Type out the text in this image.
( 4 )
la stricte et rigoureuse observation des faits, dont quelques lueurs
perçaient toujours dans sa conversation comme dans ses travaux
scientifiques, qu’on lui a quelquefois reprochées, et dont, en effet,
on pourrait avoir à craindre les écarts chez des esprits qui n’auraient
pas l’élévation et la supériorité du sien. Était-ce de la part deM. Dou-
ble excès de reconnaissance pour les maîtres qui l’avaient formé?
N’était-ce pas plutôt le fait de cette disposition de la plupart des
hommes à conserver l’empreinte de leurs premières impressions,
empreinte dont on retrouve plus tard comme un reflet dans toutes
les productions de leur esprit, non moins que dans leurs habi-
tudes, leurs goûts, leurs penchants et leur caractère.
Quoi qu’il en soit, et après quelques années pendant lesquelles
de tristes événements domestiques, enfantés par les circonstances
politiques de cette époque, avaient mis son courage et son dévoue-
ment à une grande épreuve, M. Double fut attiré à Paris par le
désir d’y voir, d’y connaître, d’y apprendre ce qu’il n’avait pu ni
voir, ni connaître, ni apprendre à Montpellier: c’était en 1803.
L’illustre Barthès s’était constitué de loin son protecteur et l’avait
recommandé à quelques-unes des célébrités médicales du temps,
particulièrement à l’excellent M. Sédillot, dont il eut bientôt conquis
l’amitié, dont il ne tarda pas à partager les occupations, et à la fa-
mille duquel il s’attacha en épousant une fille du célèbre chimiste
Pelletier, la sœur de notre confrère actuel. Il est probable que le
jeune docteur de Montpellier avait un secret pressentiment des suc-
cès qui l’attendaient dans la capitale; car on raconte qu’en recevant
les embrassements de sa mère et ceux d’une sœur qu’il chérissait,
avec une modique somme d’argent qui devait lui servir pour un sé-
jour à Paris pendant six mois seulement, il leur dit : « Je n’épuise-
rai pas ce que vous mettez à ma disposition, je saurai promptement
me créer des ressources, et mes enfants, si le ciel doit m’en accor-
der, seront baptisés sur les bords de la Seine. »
#####
### What the task requires
Set down the listing above in full, please, exactly as it appears.

### In response
Type out the text in this image.
( 4 )
la stricte et rigoureuse observation des faits, dont quelques lueurs
perçaient toujours dans sa conversation comme dans ses travaux
scientifiques, qu’on lui a quelquefois reprochées, et dont, en effet,
on pourrait avoir à craindre les écarts chez des esprits qui n’auraient
pas l’élévation et la supériorité du sien. Était-ce de la part deM. Dou-
ble excès de reconnaissance pour les maîtres qui l’avaient formé?
N’était-ce pas plutôt le fait de cette disposition de la plupart des
hommes à conserver l’empreinte de leurs premières impressions,
empreinte dont on retrouve plus tard comme un reflet dans toutes
les productions de leur esprit, non moins que dans leurs habi-
tudes, leurs goûts, leurs penchants et leur caractère.
Quoi qu’il en soit, et après quelques années pendant lesquelles
de tristes événements domestiques, enfantés par les circonstances
politiques de cette époque, avaient mis son courage et son dévoue-
ment à une grande épreuve, M. Double fut attiré à Paris par le
désir d’y voir, d’y connaître, d’y apprendre ce qu’il n’avait pu ni
voir, ni connaître, ni apprendre à Montpellier: c’était en 1803.
L’illustre Barthès s’était constitué de loin son protecteur et l’avait
recommandé à quelques-unes des célébrités médicales du temps,
particulièrement à l’excellent M. Sédillot, dont il eut bientôt conquis
l’amitié, dont il ne tarda pas à partager les occupations, et à la fa-
mille duquel il s’attacha en épousant une fille du célèbre chimiste
Pelletier, la sœur de notre confrère actuel. Il est probable que le
jeune docteur de Montpellier avait un secret pressentiment des suc-
cès qui l’attendaient dans la capitale; car on raconte qu’en recevant
les embrassements de sa mère et ceux d’une sœur qu’il chérissait,
avec une modique somme d’argent qui devait lui servir pour un sé-
jour à Paris pendant six mois seulement, il leur dit : « Je n’épuise-
rai pas ce que vous mettez à ma disposition, je saurai promptement
me créer des ressources, et mes enfants, si le ciel doit m’en accor-
der, seront baptisés sur les bords de la Seine. »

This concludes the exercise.